§ **Your instructions**: Gather all lines with the word "Minutes" in them.

§ **Data listing**:
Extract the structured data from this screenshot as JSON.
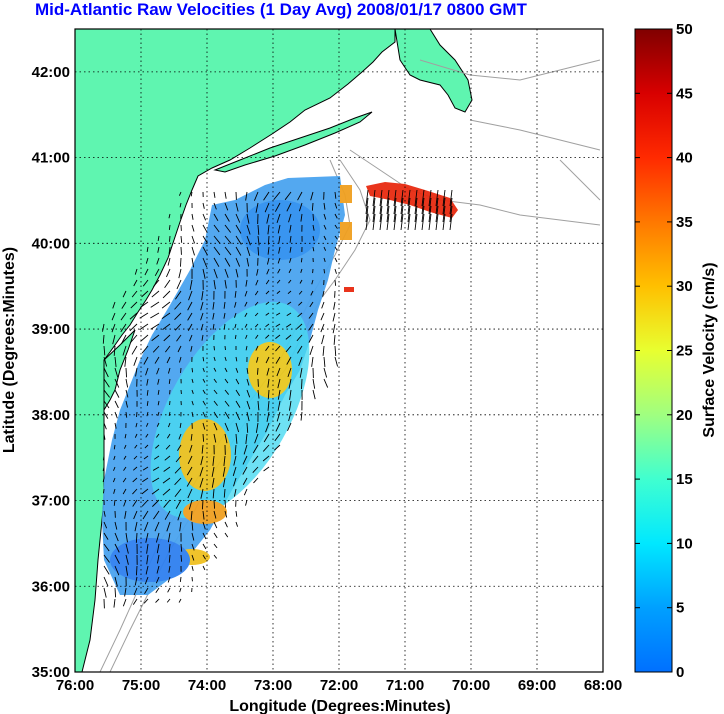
{
  "title": "Mid-Atlantic Raw Velocities (1 Day Avg) 2008/01/17 0800 GMT",
  "map": {
    "xlabel": "Longitude (Degrees:Minutes)",
    "ylabel": "Latitude (Degrees:Minutes)",
    "x_ticks": [
      "76:00",
      "75:00",
      "74:00",
      "73:00",
      "72:00",
      "71:00",
      "70:00",
      "69:00",
      "68:00"
    ],
    "y_ticks": [
      "42:00",
      "41:00",
      "40:00",
      "39:00",
      "38:00",
      "37:00",
      "36:00",
      "35:00"
    ],
    "xlim": [
      -76,
      -68
    ],
    "ylim": [
      35,
      42.5
    ],
    "grid": true,
    "land_color": "#5ff5b0",
    "coast_color": "#000000",
    "bathymetry_color": "#a0a0a0"
  },
  "colorbar": {
    "label": "Surface Velocity (cm/s)",
    "ticks": [
      "50",
      "45",
      "40",
      "35",
      "30",
      "25",
      "20",
      "15",
      "10",
      "5",
      "0"
    ],
    "range": [
      0,
      50
    ],
    "colormap": "jet"
  }
}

§ **Result of the exercise**:
    "xlabel": "Longitude (Degrees:Minutes)",
    "ylabel": "Latitude (Degrees:Minutes)",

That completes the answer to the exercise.